### Work to do
Take every line from the listing below that includes "Asia" and copy it.

### Recorded data
+++

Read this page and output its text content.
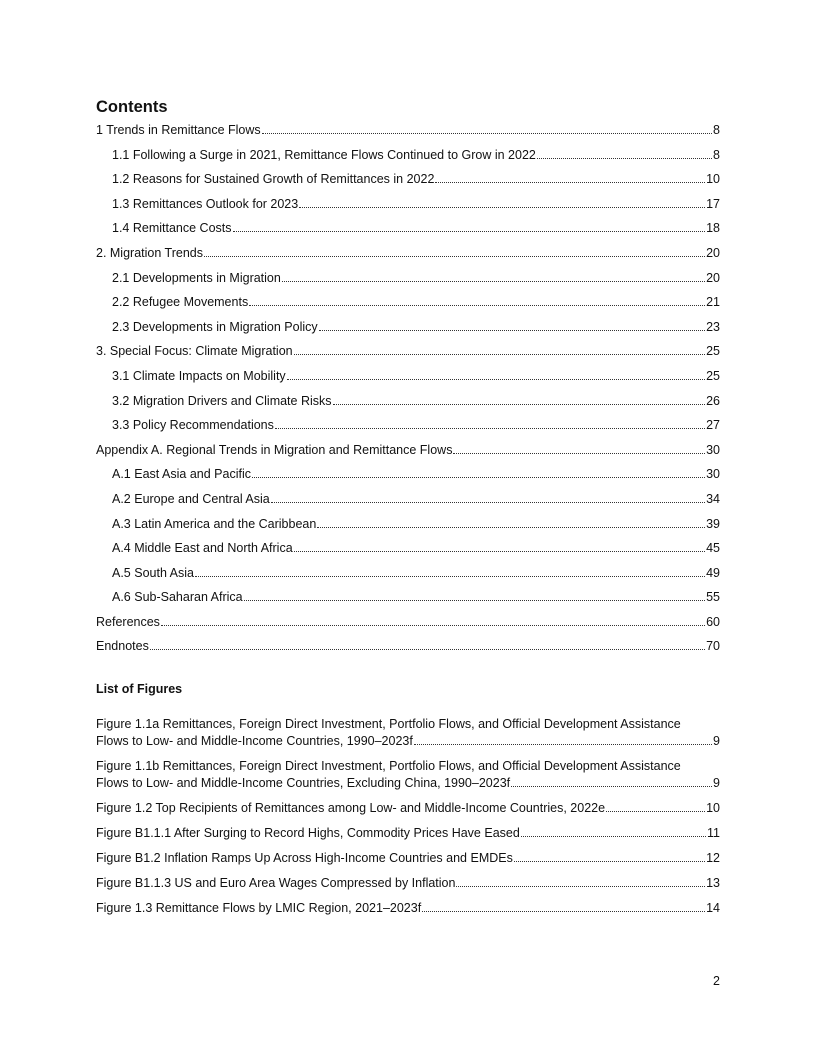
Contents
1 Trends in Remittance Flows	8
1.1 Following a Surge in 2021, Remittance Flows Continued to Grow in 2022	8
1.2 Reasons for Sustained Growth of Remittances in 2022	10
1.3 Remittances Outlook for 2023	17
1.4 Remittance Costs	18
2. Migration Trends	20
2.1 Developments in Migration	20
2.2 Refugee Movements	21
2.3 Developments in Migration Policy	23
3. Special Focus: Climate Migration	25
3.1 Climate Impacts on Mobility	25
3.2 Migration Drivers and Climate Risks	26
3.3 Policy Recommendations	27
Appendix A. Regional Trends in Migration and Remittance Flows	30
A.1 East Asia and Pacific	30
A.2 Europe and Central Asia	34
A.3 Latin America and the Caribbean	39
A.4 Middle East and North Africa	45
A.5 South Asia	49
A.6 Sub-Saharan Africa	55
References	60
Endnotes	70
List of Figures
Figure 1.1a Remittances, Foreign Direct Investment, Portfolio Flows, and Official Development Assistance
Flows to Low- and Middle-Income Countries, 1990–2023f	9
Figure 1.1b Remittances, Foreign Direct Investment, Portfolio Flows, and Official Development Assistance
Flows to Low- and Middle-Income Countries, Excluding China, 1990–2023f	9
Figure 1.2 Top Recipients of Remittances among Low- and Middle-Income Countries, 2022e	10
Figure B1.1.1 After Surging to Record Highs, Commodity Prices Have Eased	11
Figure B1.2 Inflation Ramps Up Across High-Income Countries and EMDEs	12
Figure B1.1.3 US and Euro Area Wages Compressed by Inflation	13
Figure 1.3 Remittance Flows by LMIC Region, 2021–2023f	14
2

+++

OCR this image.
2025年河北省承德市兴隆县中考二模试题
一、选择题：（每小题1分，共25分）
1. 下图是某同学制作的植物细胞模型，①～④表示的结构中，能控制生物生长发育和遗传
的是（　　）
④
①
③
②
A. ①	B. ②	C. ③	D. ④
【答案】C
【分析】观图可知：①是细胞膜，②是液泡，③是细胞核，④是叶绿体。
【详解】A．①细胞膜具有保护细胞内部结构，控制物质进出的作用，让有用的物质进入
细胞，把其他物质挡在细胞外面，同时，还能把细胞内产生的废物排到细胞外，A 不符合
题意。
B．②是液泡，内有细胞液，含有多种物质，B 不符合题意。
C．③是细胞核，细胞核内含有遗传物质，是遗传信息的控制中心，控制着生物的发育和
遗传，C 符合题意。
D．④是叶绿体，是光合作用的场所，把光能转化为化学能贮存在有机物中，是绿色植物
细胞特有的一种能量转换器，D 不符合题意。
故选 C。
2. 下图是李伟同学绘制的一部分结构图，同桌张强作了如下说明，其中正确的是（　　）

+++

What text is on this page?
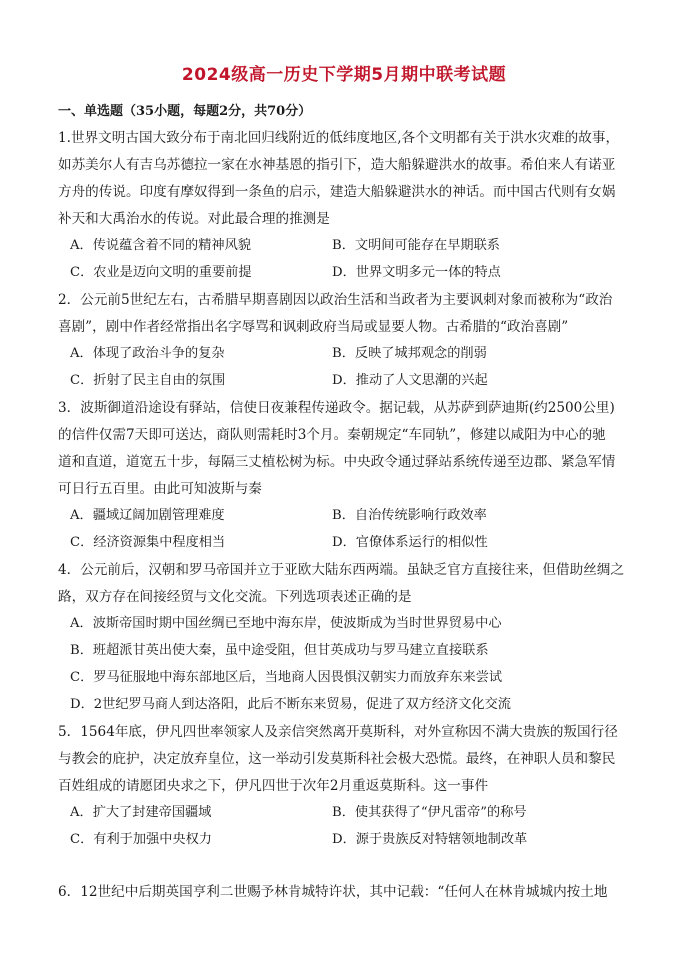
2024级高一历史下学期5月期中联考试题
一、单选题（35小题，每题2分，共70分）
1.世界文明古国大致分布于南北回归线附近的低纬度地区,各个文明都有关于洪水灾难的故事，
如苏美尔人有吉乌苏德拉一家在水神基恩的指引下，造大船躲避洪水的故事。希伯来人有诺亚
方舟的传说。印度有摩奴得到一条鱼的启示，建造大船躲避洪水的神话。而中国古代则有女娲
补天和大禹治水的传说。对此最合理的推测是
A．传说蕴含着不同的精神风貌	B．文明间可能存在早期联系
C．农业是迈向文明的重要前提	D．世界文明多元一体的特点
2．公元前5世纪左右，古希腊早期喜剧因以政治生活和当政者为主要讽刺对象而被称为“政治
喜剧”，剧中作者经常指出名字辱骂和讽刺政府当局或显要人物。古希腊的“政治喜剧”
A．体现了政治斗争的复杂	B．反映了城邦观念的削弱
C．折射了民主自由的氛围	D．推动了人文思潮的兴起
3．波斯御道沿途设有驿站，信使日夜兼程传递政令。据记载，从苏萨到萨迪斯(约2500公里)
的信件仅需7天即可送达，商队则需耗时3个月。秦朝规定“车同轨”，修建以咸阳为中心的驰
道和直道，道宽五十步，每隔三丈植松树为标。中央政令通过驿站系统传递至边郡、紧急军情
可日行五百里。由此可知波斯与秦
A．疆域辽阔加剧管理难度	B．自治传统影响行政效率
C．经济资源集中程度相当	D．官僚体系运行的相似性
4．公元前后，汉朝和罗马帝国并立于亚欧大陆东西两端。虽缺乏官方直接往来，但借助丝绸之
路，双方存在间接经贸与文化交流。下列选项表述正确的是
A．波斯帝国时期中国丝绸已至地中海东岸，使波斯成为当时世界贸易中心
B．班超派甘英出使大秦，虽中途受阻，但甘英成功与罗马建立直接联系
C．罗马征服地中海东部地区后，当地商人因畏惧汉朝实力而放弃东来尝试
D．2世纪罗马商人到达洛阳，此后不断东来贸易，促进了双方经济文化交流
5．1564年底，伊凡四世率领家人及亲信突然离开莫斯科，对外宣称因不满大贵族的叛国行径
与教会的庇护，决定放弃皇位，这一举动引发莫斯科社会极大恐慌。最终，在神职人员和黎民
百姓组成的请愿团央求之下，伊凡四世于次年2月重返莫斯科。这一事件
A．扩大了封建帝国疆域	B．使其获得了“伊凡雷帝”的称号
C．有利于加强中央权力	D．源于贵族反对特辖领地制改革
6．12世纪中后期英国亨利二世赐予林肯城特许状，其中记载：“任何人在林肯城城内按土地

+++

### Completed exercise
A.1 East Asia and Pacific	30
A.2 Europe and Central Asia	34
A.5 South Asia	49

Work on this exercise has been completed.